Stored data
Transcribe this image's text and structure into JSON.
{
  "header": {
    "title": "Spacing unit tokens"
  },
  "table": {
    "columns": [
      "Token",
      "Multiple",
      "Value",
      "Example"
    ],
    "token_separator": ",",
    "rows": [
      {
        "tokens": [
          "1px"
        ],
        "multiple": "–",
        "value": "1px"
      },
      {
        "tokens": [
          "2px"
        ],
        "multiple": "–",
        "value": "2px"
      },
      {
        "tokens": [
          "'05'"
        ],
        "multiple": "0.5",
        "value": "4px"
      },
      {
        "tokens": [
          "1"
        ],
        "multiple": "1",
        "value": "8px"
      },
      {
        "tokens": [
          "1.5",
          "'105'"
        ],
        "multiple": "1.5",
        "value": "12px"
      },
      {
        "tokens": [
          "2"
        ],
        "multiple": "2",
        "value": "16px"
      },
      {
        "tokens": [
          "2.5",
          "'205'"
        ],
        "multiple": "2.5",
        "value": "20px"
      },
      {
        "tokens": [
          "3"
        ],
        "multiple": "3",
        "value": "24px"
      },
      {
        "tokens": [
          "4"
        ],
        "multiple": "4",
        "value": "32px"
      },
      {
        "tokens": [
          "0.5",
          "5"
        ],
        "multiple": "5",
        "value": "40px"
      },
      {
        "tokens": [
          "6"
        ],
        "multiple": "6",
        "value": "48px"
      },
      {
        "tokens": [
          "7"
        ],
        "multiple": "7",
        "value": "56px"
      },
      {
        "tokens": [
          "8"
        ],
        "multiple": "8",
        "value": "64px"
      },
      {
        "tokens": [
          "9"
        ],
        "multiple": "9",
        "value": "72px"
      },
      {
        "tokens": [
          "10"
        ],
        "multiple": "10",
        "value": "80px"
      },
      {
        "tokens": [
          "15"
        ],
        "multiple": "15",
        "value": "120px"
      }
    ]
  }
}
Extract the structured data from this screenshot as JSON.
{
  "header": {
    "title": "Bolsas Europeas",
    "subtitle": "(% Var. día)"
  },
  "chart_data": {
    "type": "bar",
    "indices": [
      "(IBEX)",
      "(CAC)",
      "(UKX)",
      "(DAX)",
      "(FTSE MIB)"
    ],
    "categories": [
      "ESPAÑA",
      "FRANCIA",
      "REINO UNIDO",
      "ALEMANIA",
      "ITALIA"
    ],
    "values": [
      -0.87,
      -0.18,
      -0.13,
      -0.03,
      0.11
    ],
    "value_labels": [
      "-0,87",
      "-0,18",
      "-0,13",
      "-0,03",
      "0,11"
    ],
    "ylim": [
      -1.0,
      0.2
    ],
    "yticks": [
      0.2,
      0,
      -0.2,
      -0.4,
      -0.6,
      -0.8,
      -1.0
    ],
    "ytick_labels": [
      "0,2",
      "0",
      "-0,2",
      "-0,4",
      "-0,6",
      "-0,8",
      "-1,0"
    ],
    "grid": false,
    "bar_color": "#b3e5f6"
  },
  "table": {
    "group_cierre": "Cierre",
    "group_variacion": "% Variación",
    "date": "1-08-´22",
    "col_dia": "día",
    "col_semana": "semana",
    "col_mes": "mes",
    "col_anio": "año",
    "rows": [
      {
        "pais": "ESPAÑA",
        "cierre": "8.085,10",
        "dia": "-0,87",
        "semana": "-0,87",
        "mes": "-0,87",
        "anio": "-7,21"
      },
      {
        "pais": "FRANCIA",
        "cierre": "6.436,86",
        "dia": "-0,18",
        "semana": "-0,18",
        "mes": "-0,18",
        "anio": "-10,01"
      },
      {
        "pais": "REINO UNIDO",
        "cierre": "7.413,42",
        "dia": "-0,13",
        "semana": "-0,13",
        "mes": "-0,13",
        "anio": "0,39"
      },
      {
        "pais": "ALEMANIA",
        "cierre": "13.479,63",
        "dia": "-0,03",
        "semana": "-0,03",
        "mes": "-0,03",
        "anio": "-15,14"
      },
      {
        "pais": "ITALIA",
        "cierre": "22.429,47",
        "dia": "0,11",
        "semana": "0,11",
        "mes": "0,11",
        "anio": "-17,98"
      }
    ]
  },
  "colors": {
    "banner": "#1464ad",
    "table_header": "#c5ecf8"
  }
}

#### Exercise brief:
Write out all records exactly, keeping every detail.

#### Exercise solution:
Transcribe this image's text and structure into JSON.
{
  "header": {
    "title": "Spacing unit tokens"
  },
  "table": {
    "columns": [
      "Token",
      "Multiple",
      "Value",
      "Example"
    ],
    "token_separator": ",",
    "rows": [
      {
        "tokens": [
          "1px"
        ],
        "multiple": "–",
        "value": "1px"
      },
      {
        "tokens": [
          "2px"
        ],
        "multiple": "–",
        "value": "2px"
      },
      {
        "tokens": [
          "'05'"
        ],
        "multiple": "0.5",
        "value": "4px"
      },
      {
        "tokens": [
          "1"
        ],
        "multiple": "1",
        "value": "8px"
      },
      {
        "tokens": [
          "1.5",
          "'105'"
        ],
        "multiple": "1.5",
        "value": "12px"
      },
      {
        "tokens": [
          "2"
        ],
        "multiple": "2",
        "value": "16px"
      },
      {
        "tokens": [
          "2.5",
          "'205'"
        ],
        "multiple": "2.5",
        "value": "20px"
      },
      {
        "tokens": [
          "3"
        ],
        "multiple": "3",
        "value": "24px"
      },
      {
        "tokens": [
          "4"
        ],
        "multiple": "4",
        "value": "32px"
      },
      {
        "tokens": [
          "0.5",
          "5"
        ],
        "multiple": "5",
        "value": "40px"
      },
      {
        "tokens": [
          "6"
        ],
        "multiple": "6",
        "value": "48px"
      },
      {
        "tokens": [
          "7"
        ],
        "multiple": "7",
        "value": "56px"
      },
      {
        "tokens": [
          "8"
        ],
        "multiple": "8",
        "value": "64px"
      },
      {
        "tokens": [
          "9"
        ],
        "multiple": "9",
        "value": "72px"
      },
      {
        "tokens": [
          "10"
        ],
        "multiple": "10",
        "value": "80px"
      },
      {
        "tokens": [
          "15"
        ],
        "multiple": "15",
        "value": "120px"
      }
    ]
  }
}
Extract the structured data from this screenshot as JSON.
{
  "header": {
    "title": "Bolsas Europeas",
    "subtitle": "(% Var. día)"
  },
  "chart_data": {
    "type": "bar",
    "indices": [
      "(IBEX)",
      "(CAC)",
      "(UKX)",
      "(DAX)",
      "(FTSE MIB)"
    ],
    "categories": [
      "ESPAÑA",
      "FRANCIA",
      "REINO UNIDO",
      "ALEMANIA",
      "ITALIA"
    ],
    "values": [
      -0.87,
      -0.18,
      -0.13,
      -0.03,
      0.11
    ],
    "value_labels": [
      "-0,87",
      "-0,18",
      "-0,13",
      "-0,03",
      "0,11"
    ],
    "ylim": [
      -1.0,
      0.2
    ],
    "yticks": [
      0.2,
      0,
      -0.2,
      -0.4,
      -0.6,
      -0.8,
      -1.0
    ],
    "ytick_labels": [
      "0,2",
      "0",
      "-0,2",
      "-0,4",
      "-0,6",
      "-0,8",
      "-1,0"
    ],
    "grid": false,
    "bar_color": "#b3e5f6"
  },
  "table": {
    "group_cierre": "Cierre",
    "group_variacion": "% Variación",
    "date": "1-08-´22",
    "col_dia": "día",
    "col_semana": "semana",
    "col_mes": "mes",
    "col_anio": "año",
    "rows": [
      {
        "pais": "ESPAÑA",
        "cierre": "8.085,10",
        "dia": "-0,87",
        "semana": "-0,87",
        "mes": "-0,87",
        "anio": "-7,21"
      },
      {
        "pais": "FRANCIA",
        "cierre": "6.436,86",
        "dia": "-0,18",
        "semana": "-0,18",
        "mes": "-0,18",
        "anio": "-10,01"
      },
      {
        "pais": "REINO UNIDO",
        "cierre": "7.413,42",
        "dia": "-0,13",
        "semana": "-0,13",
        "mes": "-0,13",
        "anio": "0,39"
      },
      {
        "pais": "ALEMANIA",
        "cierre": "13.479,63",
        "dia": "-0,03",
        "semana": "-0,03",
        "mes": "-0,03",
        "anio": "-15,14"
      },
      {
        "pais": "ITALIA",
        "cierre": "22.429,47",
        "dia": "0,11",
        "semana": "0,11",
        "mes": "0,11",
        "anio": "-17,98"
      }
    ]
  },
  "colors": {
    "banner": "#1464ad",
    "table_header": "#c5ecf8"
  }
}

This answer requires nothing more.